[WHAT NEEDS TO BE DONE] Look for "工作资料" in the listing below. Gather each line that contains it.

··· DATA FOR THIS TASK ···

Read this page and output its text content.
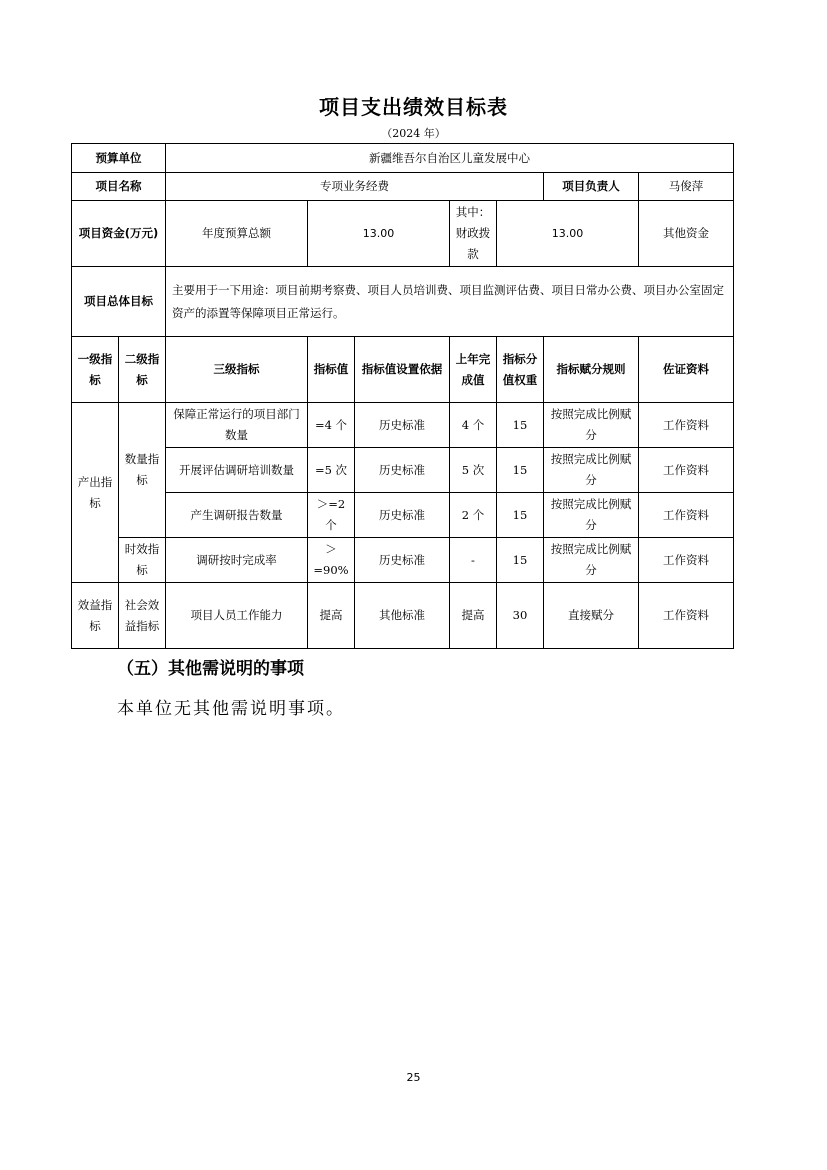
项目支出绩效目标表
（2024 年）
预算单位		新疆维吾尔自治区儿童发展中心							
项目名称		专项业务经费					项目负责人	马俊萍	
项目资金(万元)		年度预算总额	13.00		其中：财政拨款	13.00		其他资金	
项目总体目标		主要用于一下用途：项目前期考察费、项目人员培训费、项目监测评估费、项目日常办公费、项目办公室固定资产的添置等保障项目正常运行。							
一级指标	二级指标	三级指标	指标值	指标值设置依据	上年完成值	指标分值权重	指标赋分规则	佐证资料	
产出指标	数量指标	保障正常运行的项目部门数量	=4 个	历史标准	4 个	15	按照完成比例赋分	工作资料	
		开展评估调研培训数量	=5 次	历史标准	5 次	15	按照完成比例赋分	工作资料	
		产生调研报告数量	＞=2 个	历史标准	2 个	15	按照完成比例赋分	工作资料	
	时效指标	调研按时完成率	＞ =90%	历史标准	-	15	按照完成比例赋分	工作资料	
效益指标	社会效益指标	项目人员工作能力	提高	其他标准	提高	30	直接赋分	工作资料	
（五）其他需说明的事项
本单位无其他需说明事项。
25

···

[CORRECT RESPONSE]
产出指标	数量指标	保障正常运行的项目部门数量	=4 个	历史标准	4 个	15	按照完成比例赋分	工作资料	
		开展评估调研培训数量	=5 次	历史标准	5 次	15	按照完成比例赋分	工作资料	
		产生调研报告数量	＞=2 个	历史标准	2 个	15	按照完成比例赋分	工作资料	
	时效指标	调研按时完成率	＞ =90%	历史标准	-	15	按照完成比例赋分	工作资料	
效益指标	社会效益指标	项目人员工作能力	提高	其他标准	提高	30	直接赋分	工作资料	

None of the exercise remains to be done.